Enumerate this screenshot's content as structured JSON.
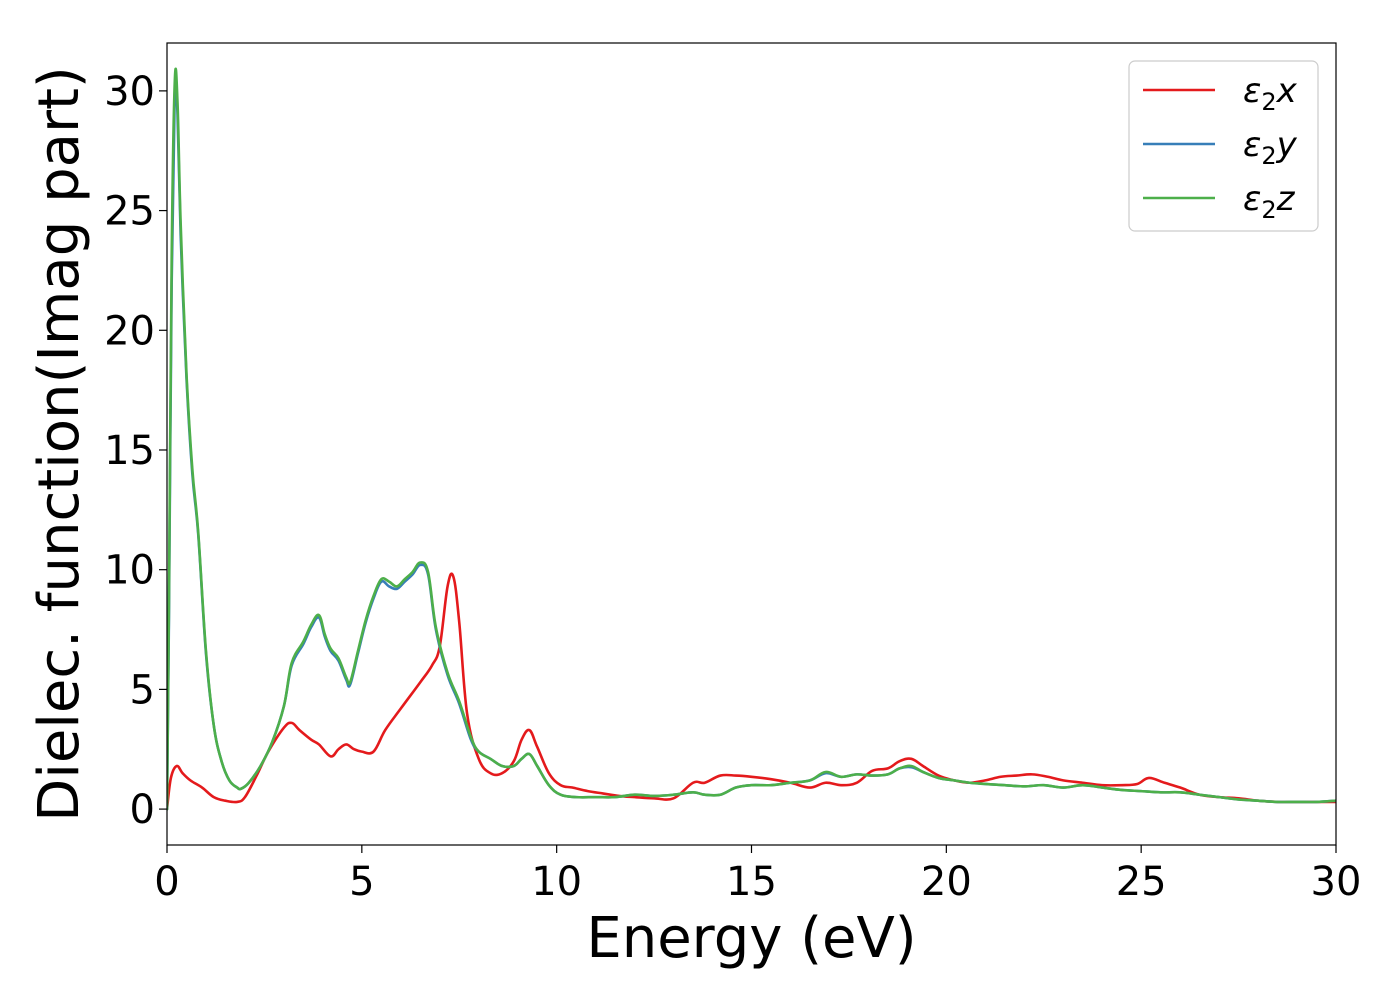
{
  "chart_data": {
    "type": "line",
    "title": "",
    "xlabel": "Energy (eV)",
    "ylabel": "Dielec. function(Imag part)",
    "xlim": [
      0,
      30
    ],
    "ylim": [
      -1.5,
      32
    ],
    "xticks": [
      0,
      5,
      10,
      15,
      20,
      25,
      30
    ],
    "yticks": [
      0,
      5,
      10,
      15,
      20,
      25,
      30
    ],
    "grid": false,
    "legend_position": "top-right",
    "series": [
      {
        "name": "ε2x",
        "legend_base": "ε",
        "legend_sub": "2",
        "legend_suffix": "x",
        "color": "#e41a1c",
        "x": [
          0,
          0.1,
          0.25,
          0.4,
          0.6,
          0.9,
          1.2,
          1.5,
          1.8,
          2.0,
          2.3,
          2.6,
          3.0,
          3.2,
          3.4,
          3.7,
          3.9,
          4.2,
          4.4,
          4.6,
          4.8,
          5.0,
          5.3,
          5.6,
          6.0,
          6.5,
          6.8,
          7.0,
          7.2,
          7.35,
          7.5,
          7.7,
          8.0,
          8.3,
          8.6,
          8.9,
          9.1,
          9.3,
          9.5,
          9.8,
          10.1,
          10.4,
          10.8,
          11.2,
          11.6,
          12.0,
          12.5,
          13.0,
          13.5,
          13.8,
          14.2,
          14.6,
          15.0,
          15.5,
          16.0,
          16.5,
          16.9,
          17.3,
          17.7,
          18.1,
          18.5,
          18.8,
          19.1,
          19.4,
          19.8,
          20.2,
          20.6,
          21.0,
          21.4,
          21.8,
          22.2,
          22.6,
          23.0,
          23.5,
          24.0,
          24.5,
          24.9,
          25.2,
          25.6,
          26.0,
          26.5,
          27.0,
          27.5,
          28.0,
          28.5,
          29.0,
          29.5,
          30.0
        ],
        "y": [
          0.0,
          1.3,
          1.8,
          1.5,
          1.2,
          0.9,
          0.5,
          0.35,
          0.3,
          0.5,
          1.4,
          2.4,
          3.4,
          3.6,
          3.3,
          2.9,
          2.7,
          2.2,
          2.5,
          2.7,
          2.5,
          2.4,
          2.4,
          3.3,
          4.2,
          5.3,
          6.0,
          6.8,
          9.3,
          9.7,
          7.8,
          4.0,
          2.1,
          1.5,
          1.5,
          2.0,
          2.9,
          3.3,
          2.6,
          1.5,
          1.0,
          0.9,
          0.75,
          0.65,
          0.55,
          0.5,
          0.45,
          0.45,
          1.1,
          1.1,
          1.4,
          1.4,
          1.35,
          1.25,
          1.1,
          0.9,
          1.1,
          1.0,
          1.1,
          1.6,
          1.7,
          2.0,
          2.1,
          1.8,
          1.4,
          1.2,
          1.1,
          1.2,
          1.35,
          1.4,
          1.45,
          1.35,
          1.2,
          1.1,
          1.0,
          1.0,
          1.05,
          1.3,
          1.1,
          0.9,
          0.6,
          0.5,
          0.45,
          0.35,
          0.3,
          0.3,
          0.3,
          0.3
        ]
      },
      {
        "name": "ε2y",
        "legend_base": "ε",
        "legend_sub": "2",
        "legend_suffix": "y",
        "color": "#377eb8",
        "x": [
          0,
          0.05,
          0.12,
          0.2,
          0.27,
          0.35,
          0.5,
          0.65,
          0.8,
          1.0,
          1.2,
          1.4,
          1.6,
          1.8,
          1.9,
          2.1,
          2.4,
          2.7,
          3.0,
          3.2,
          3.5,
          3.7,
          3.9,
          4.05,
          4.2,
          4.4,
          4.6,
          4.7,
          4.9,
          5.1,
          5.3,
          5.5,
          5.7,
          5.9,
          6.1,
          6.3,
          6.5,
          6.7,
          6.9,
          7.2,
          7.5,
          7.8,
          8.0,
          8.3,
          8.6,
          8.9,
          9.1,
          9.3,
          9.5,
          9.8,
          10.1,
          10.5,
          11.0,
          11.5,
          12.0,
          12.5,
          13.0,
          13.5,
          13.8,
          14.2,
          14.6,
          15.0,
          15.5,
          16.0,
          16.5,
          16.9,
          17.3,
          17.7,
          18.1,
          18.5,
          18.8,
          19.1,
          19.4,
          19.8,
          20.2,
          20.6,
          21.0,
          21.5,
          22.0,
          22.5,
          23.0,
          23.5,
          24.0,
          24.5,
          25.0,
          25.5,
          26.0,
          26.5,
          27.0,
          27.5,
          28.0,
          28.5,
          29.0,
          29.5,
          30.0
        ],
        "y": [
          0.0,
          8.0,
          22.0,
          30.0,
          29.0,
          24.0,
          18.0,
          14.0,
          11.5,
          6.5,
          3.5,
          2.0,
          1.2,
          0.9,
          0.85,
          1.1,
          1.8,
          2.8,
          4.3,
          6.0,
          6.9,
          7.6,
          8.0,
          7.2,
          6.6,
          6.2,
          5.4,
          5.2,
          6.5,
          7.8,
          8.8,
          9.5,
          9.3,
          9.2,
          9.5,
          9.8,
          10.2,
          9.8,
          7.5,
          5.6,
          4.4,
          2.9,
          2.4,
          2.1,
          1.8,
          1.8,
          2.1,
          2.3,
          1.8,
          1.0,
          0.6,
          0.5,
          0.5,
          0.5,
          0.6,
          0.55,
          0.6,
          0.7,
          0.6,
          0.6,
          0.9,
          1.0,
          1.0,
          1.1,
          1.2,
          1.5,
          1.35,
          1.45,
          1.4,
          1.45,
          1.7,
          1.75,
          1.55,
          1.3,
          1.2,
          1.1,
          1.05,
          1.0,
          0.95,
          1.0,
          0.9,
          1.0,
          0.9,
          0.8,
          0.75,
          0.7,
          0.7,
          0.6,
          0.5,
          0.4,
          0.35,
          0.3,
          0.3,
          0.3,
          0.35
        ]
      },
      {
        "name": "ε2z",
        "legend_base": "ε",
        "legend_sub": "2",
        "legend_suffix": "z",
        "color": "#4daf4a",
        "x": [
          0,
          0.05,
          0.12,
          0.2,
          0.27,
          0.35,
          0.5,
          0.65,
          0.8,
          1.0,
          1.2,
          1.4,
          1.6,
          1.8,
          1.9,
          2.1,
          2.4,
          2.7,
          3.0,
          3.2,
          3.5,
          3.7,
          3.9,
          4.05,
          4.2,
          4.4,
          4.6,
          4.7,
          4.9,
          5.1,
          5.3,
          5.5,
          5.7,
          5.9,
          6.1,
          6.3,
          6.5,
          6.7,
          6.9,
          7.2,
          7.5,
          7.8,
          8.0,
          8.3,
          8.6,
          8.9,
          9.1,
          9.3,
          9.5,
          9.8,
          10.1,
          10.5,
          11.0,
          11.5,
          12.0,
          12.5,
          13.0,
          13.5,
          13.8,
          14.2,
          14.6,
          15.0,
          15.5,
          16.0,
          16.5,
          16.9,
          17.3,
          17.7,
          18.1,
          18.5,
          18.8,
          19.1,
          19.4,
          19.8,
          20.2,
          20.6,
          21.0,
          21.5,
          22.0,
          22.5,
          23.0,
          23.5,
          24.0,
          24.5,
          25.0,
          25.5,
          26.0,
          26.5,
          27.0,
          27.5,
          28.0,
          28.5,
          29.0,
          29.5,
          30.0
        ],
        "y": [
          0.0,
          8.5,
          23.0,
          30.4,
          29.5,
          24.5,
          18.2,
          14.2,
          11.6,
          6.6,
          3.5,
          2.0,
          1.2,
          0.9,
          0.85,
          1.1,
          1.8,
          2.8,
          4.3,
          6.1,
          7.0,
          7.7,
          8.1,
          7.3,
          6.7,
          6.3,
          5.5,
          5.3,
          6.6,
          7.9,
          8.9,
          9.6,
          9.5,
          9.3,
          9.6,
          9.9,
          10.3,
          9.9,
          7.6,
          5.7,
          4.5,
          3.0,
          2.4,
          2.1,
          1.8,
          1.8,
          2.1,
          2.3,
          1.8,
          1.0,
          0.6,
          0.5,
          0.5,
          0.5,
          0.6,
          0.55,
          0.6,
          0.7,
          0.6,
          0.6,
          0.9,
          1.0,
          1.0,
          1.1,
          1.2,
          1.55,
          1.35,
          1.45,
          1.4,
          1.45,
          1.7,
          1.8,
          1.55,
          1.3,
          1.2,
          1.1,
          1.05,
          1.0,
          0.95,
          1.0,
          0.9,
          1.0,
          0.9,
          0.8,
          0.75,
          0.7,
          0.7,
          0.6,
          0.5,
          0.4,
          0.35,
          0.3,
          0.3,
          0.3,
          0.35
        ]
      }
    ]
  }
}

__________

- _Job_
Lines containing the word "color" are to be tallied; report only the total.

- _Solution for this exercise_
3